** BEGIN Extracted data **
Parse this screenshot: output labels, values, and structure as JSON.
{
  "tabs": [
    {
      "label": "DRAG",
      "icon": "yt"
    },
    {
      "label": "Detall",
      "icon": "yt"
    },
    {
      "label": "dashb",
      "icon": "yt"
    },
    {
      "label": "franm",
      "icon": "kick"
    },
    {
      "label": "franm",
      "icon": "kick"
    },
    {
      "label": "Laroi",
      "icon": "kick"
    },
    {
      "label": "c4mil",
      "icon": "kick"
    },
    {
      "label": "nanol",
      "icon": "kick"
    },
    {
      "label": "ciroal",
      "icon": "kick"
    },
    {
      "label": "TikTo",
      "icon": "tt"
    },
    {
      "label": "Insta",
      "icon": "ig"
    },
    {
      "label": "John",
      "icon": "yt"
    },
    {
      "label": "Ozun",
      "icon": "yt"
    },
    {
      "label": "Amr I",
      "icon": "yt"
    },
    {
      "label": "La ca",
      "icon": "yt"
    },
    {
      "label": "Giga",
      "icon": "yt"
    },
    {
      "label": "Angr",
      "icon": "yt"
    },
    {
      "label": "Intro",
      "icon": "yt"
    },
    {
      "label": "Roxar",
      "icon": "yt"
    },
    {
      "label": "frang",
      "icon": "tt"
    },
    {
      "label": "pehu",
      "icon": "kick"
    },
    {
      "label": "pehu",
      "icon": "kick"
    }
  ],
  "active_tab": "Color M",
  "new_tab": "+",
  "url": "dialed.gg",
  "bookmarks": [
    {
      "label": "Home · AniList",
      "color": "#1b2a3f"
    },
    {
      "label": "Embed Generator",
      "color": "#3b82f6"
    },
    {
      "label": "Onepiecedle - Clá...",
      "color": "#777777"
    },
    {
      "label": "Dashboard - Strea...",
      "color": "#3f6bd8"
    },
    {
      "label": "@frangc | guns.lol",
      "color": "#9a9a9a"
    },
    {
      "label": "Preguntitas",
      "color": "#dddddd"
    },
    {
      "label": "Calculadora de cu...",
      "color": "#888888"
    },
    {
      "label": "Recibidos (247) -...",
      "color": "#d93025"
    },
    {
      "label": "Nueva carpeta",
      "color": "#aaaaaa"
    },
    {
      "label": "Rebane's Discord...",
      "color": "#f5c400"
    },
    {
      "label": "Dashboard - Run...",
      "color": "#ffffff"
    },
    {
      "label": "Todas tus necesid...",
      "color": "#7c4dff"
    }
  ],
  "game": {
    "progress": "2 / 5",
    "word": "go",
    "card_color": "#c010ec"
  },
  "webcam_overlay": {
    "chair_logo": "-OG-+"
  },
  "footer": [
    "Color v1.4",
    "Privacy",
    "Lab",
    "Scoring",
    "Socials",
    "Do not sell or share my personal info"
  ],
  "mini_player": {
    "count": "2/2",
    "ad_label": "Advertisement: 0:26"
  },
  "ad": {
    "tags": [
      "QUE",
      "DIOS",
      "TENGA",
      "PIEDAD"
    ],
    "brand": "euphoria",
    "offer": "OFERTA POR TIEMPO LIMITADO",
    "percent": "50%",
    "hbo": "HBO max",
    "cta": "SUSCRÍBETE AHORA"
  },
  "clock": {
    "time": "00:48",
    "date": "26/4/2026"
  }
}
** END Extracted data **
Work instructions. Search the records for the word "Dashboard" and copy every line where it occurs.

Full solution.
      "label": "Dashboard - Strea...",
      "label": "Dashboard - Run...",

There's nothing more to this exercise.